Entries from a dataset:
┄┄┄┄┄┄┄┄┄┄┄┄┄┄┄┄┄┄┄┄
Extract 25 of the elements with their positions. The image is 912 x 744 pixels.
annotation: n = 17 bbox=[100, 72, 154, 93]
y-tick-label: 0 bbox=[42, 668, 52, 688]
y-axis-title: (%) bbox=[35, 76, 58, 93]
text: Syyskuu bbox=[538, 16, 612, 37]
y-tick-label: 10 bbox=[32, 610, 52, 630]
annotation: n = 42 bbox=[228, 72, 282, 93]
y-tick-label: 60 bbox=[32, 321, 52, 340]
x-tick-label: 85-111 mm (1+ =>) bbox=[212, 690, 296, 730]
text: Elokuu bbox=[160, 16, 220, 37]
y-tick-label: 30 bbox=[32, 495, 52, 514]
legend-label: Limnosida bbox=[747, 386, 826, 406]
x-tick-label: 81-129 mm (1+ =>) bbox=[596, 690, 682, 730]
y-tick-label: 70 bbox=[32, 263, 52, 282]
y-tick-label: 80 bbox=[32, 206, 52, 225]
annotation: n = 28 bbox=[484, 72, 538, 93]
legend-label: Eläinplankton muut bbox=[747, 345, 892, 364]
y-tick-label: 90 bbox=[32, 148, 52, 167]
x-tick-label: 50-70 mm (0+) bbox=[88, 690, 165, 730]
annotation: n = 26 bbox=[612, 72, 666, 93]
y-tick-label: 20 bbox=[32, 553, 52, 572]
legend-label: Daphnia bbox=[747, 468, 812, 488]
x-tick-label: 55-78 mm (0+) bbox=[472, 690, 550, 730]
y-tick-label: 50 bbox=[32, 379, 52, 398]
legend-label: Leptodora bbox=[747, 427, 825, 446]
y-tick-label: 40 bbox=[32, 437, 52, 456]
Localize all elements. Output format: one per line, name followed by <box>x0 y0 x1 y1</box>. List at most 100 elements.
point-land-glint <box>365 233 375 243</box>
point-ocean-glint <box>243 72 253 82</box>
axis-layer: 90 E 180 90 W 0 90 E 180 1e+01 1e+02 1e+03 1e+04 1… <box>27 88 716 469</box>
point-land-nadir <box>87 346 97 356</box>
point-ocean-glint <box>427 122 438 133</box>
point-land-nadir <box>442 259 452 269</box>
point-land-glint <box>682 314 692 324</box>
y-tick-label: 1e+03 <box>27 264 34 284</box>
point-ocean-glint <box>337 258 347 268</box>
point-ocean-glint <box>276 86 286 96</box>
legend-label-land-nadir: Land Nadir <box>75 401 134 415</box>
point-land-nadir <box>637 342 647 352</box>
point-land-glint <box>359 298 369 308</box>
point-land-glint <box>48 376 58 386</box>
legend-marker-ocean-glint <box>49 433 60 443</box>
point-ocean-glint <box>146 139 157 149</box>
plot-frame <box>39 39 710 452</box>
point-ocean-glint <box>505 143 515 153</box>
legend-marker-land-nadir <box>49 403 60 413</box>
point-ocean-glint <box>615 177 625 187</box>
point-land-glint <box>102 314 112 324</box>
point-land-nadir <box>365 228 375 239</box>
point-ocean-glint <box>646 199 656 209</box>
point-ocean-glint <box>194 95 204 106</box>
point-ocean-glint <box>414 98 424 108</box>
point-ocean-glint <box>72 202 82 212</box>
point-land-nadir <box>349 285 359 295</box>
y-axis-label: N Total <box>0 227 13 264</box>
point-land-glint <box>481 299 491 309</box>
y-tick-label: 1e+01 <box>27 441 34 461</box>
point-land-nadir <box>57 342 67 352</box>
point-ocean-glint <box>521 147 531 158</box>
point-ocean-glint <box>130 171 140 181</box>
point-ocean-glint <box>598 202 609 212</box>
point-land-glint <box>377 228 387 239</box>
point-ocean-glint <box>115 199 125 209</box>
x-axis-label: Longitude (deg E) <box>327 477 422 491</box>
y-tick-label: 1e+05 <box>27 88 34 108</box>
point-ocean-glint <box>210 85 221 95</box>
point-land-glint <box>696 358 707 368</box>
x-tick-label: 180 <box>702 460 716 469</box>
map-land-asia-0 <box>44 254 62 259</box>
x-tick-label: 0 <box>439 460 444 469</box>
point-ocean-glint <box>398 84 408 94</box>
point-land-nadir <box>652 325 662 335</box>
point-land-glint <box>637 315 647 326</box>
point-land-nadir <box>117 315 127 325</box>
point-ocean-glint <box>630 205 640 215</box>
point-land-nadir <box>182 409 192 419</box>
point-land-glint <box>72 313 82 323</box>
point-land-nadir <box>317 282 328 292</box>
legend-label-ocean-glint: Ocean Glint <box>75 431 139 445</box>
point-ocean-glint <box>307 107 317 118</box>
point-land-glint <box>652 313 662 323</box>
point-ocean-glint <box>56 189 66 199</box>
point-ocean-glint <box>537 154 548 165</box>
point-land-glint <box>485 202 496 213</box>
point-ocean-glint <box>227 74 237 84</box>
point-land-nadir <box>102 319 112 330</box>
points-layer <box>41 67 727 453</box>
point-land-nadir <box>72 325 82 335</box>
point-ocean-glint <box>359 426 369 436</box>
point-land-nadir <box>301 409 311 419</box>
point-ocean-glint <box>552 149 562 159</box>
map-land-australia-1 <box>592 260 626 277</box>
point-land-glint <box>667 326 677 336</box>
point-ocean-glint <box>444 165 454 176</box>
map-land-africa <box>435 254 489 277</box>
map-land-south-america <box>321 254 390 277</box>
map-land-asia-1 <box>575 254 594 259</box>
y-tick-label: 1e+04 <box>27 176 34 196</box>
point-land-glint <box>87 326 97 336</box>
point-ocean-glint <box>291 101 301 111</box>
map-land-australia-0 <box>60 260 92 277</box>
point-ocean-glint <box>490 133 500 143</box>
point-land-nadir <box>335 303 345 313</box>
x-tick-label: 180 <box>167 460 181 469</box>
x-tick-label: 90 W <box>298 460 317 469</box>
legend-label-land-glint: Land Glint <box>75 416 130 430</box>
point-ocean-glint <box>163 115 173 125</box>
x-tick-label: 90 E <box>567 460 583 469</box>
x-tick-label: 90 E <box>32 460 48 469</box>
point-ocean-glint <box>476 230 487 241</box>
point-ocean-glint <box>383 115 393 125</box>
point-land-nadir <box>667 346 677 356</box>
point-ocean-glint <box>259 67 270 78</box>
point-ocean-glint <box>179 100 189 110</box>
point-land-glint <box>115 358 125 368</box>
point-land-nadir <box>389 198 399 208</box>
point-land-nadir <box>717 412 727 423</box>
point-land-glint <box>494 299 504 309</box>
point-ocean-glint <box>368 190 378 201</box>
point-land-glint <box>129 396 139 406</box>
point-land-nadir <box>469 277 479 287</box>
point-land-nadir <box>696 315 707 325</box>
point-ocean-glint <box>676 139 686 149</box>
┄┄┄┄┄┄┄┄┄┄┄┄┄┄┄┄┄┄┄┄
Exercise:
Reproduce every line of the listing above verbatim, in the original order.

The result:
Extract 25 of the elements with their positions. The image is 912 x 744 pixels.
annotation: n = 17 bbox=[100, 72, 154, 93]
y-tick-label: 0 bbox=[42, 668, 52, 688]
y-axis-title: (%) bbox=[35, 76, 58, 93]
text: Syyskuu bbox=[538, 16, 612, 37]
y-tick-label: 10 bbox=[32, 610, 52, 630]
annotation: n = 42 bbox=[228, 72, 282, 93]
y-tick-label: 60 bbox=[32, 321, 52, 340]
x-tick-label: 85-111 mm (1+ =>) bbox=[212, 690, 296, 730]
text: Elokuu bbox=[160, 16, 220, 37]
y-tick-label: 30 bbox=[32, 495, 52, 514]
legend-label: Limnosida bbox=[747, 386, 826, 406]
x-tick-label: 81-129 mm (1+ =>) bbox=[596, 690, 682, 730]
y-tick-label: 70 bbox=[32, 263, 52, 282]
y-tick-label: 80 bbox=[32, 206, 52, 225]
annotation: n = 28 bbox=[484, 72, 538, 93]
legend-label: Eläinplankton muut bbox=[747, 345, 892, 364]
y-tick-label: 90 bbox=[32, 148, 52, 167]
x-tick-label: 50-70 mm (0+) bbox=[88, 690, 165, 730]
annotation: n = 26 bbox=[612, 72, 666, 93]
y-tick-label: 20 bbox=[32, 553, 52, 572]
legend-label: Daphnia bbox=[747, 468, 812, 488]
x-tick-label: 55-78 mm (0+) bbox=[472, 690, 550, 730]
y-tick-label: 50 bbox=[32, 379, 52, 398]
legend-label: Leptodora bbox=[747, 427, 825, 446]
y-tick-label: 40 bbox=[32, 437, 52, 456]
Localize all elements. Output format: one per line, name followed by <box>x0 y0 x1 y1</box>. List at most 100 elements.
point-land-glint <box>365 233 375 243</box>
point-ocean-glint <box>243 72 253 82</box>
axis-layer: 90 E 180 90 W 0 90 E 180 1e+01 1e+02 1e+03 1e+04 1… <box>27 88 716 469</box>
point-land-nadir <box>87 346 97 356</box>
point-ocean-glint <box>427 122 438 133</box>
point-land-nadir <box>442 259 452 269</box>
point-land-glint <box>682 314 692 324</box>
y-tick-label: 1e+03 <box>27 264 34 284</box>
point-ocean-glint <box>337 258 347 268</box>
point-ocean-glint <box>276 86 286 96</box>
legend-label-land-nadir: Land Nadir <box>75 401 134 415</box>
point-land-nadir <box>637 342 647 352</box>
point-land-glint <box>359 298 369 308</box>
point-land-glint <box>48 376 58 386</box>
legend-marker-ocean-glint <box>49 433 60 443</box>
point-ocean-glint <box>146 139 157 149</box>
plot-frame <box>39 39 710 452</box>
point-ocean-glint <box>505 143 515 153</box>
legend-marker-land-nadir <box>49 403 60 413</box>
point-ocean-glint <box>615 177 625 187</box>
point-land-glint <box>102 314 112 324</box>
point-land-nadir <box>365 228 375 239</box>
point-ocean-glint <box>646 199 656 209</box>
point-ocean-glint <box>194 95 204 106</box>
point-ocean-glint <box>414 98 424 108</box>
point-ocean-glint <box>72 202 82 212</box>
point-land-nadir <box>349 285 359 295</box>
y-axis-label: N Total <box>0 227 13 264</box>
point-land-glint <box>481 299 491 309</box>
y-tick-label: 1e+01 <box>27 441 34 461</box>
point-land-nadir <box>57 342 67 352</box>
point-ocean-glint <box>521 147 531 158</box>
point-ocean-glint <box>130 171 140 181</box>
point-ocean-glint <box>598 202 609 212</box>
point-land-glint <box>377 228 387 239</box>
point-ocean-glint <box>115 199 125 209</box>
x-axis-label: Longitude (deg E) <box>327 477 422 491</box>
y-tick-label: 1e+05 <box>27 88 34 108</box>
point-ocean-glint <box>210 85 221 95</box>
point-land-glint <box>696 358 707 368</box>
x-tick-label: 180 <box>702 460 716 469</box>
map-land-asia-0 <box>44 254 62 259</box>
x-tick-label: 0 <box>439 460 444 469</box>
point-ocean-glint <box>398 84 408 94</box>
point-land-nadir <box>652 325 662 335</box>
point-land-glint <box>637 315 647 326</box>
point-land-nadir <box>117 315 127 325</box>
point-ocean-glint <box>630 205 640 215</box>
point-land-nadir <box>182 409 192 419</box>
point-land-glint <box>72 313 82 323</box>
point-land-nadir <box>317 282 328 292</box>
legend-label-ocean-glint: Ocean Glint <box>75 431 139 445</box>
point-ocean-glint <box>307 107 317 118</box>
point-land-glint <box>652 313 662 323</box>
point-ocean-glint <box>56 189 66 199</box>
point-ocean-glint <box>537 154 548 165</box>
point-land-glint <box>485 202 496 213</box>
point-ocean-glint <box>227 74 237 84</box>
point-land-nadir <box>102 319 112 330</box>
points-layer <box>41 67 727 453</box>
point-land-nadir <box>72 325 82 335</box>
point-ocean-glint <box>359 426 369 436</box>
point-land-nadir <box>301 409 311 419</box>
point-ocean-glint <box>552 149 562 159</box>
map-land-australia-1 <box>592 260 626 277</box>
point-land-glint <box>667 326 677 336</box>
point-ocean-glint <box>444 165 454 176</box>
map-land-africa <box>435 254 489 277</box>
map-land-south-america <box>321 254 390 277</box>
map-land-asia-1 <box>575 254 594 259</box>
y-tick-label: 1e+04 <box>27 176 34 196</box>
point-land-glint <box>87 326 97 336</box>
point-ocean-glint <box>291 101 301 111</box>
map-land-australia-0 <box>60 260 92 277</box>
point-ocean-glint <box>490 133 500 143</box>
point-land-nadir <box>335 303 345 313</box>
x-tick-label: 180 <box>167 460 181 469</box>
x-tick-label: 90 W <box>298 460 317 469</box>
legend-label-land-glint: Land Glint <box>75 416 130 430</box>
point-ocean-glint <box>163 115 173 125</box>
x-tick-label: 90 E <box>567 460 583 469</box>
x-tick-label: 90 E <box>32 460 48 469</box>
point-ocean-glint <box>476 230 487 241</box>
point-ocean-glint <box>383 115 393 125</box>
point-land-nadir <box>667 346 677 356</box>
point-ocean-glint <box>259 67 270 78</box>
point-ocean-glint <box>179 100 189 110</box>
point-land-glint <box>115 358 125 368</box>
point-land-nadir <box>389 198 399 208</box>
point-land-nadir <box>717 412 727 423</box>
point-land-glint <box>494 299 504 309</box>
point-ocean-glint <box>368 190 378 201</box>
point-land-glint <box>129 396 139 406</box>
point-land-nadir <box>469 277 479 287</box>
point-land-nadir <box>696 315 707 325</box>
point-ocean-glint <box>676 139 686 149</box>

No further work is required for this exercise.